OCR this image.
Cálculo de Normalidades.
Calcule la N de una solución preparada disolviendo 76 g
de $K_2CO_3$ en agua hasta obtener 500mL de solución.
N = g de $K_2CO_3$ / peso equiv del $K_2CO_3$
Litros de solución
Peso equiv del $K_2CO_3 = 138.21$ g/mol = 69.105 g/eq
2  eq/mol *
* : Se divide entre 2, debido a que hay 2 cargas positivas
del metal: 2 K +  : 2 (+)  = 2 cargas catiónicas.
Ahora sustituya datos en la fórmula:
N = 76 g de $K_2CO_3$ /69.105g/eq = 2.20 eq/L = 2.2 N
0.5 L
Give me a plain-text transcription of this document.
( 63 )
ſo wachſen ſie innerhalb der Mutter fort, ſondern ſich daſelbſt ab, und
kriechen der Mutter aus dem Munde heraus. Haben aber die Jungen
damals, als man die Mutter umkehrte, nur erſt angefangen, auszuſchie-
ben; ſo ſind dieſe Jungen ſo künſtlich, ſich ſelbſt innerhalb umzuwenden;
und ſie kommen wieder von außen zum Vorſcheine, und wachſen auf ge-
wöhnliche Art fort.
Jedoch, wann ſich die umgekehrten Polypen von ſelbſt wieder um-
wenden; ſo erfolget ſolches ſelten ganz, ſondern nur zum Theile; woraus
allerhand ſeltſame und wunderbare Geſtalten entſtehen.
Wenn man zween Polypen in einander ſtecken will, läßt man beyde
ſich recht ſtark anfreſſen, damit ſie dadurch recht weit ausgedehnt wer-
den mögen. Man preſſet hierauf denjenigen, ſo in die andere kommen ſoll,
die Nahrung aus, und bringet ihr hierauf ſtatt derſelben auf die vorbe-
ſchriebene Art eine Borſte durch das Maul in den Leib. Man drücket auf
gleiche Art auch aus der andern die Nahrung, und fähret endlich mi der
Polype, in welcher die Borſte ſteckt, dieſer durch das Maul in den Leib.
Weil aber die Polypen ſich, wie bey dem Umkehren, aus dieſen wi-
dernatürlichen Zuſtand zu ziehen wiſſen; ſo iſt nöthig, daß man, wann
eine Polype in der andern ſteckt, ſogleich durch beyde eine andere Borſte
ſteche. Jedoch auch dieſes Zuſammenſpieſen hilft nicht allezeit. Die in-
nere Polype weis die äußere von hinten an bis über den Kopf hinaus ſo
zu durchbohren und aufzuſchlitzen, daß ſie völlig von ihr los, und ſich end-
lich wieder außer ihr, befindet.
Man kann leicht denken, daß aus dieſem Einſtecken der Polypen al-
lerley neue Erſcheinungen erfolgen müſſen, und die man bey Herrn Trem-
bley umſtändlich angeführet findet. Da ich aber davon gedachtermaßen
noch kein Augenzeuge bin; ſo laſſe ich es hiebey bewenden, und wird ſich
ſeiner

::::::

Job
In the records above, find each line holding "beyde" and copy it.

Answer to the problem
Wenn man zween Polypen in einander ſtecken will, läßt man beyde
eine Polype in der andern ſteckt, ſogleich durch beyde eine andere Borſte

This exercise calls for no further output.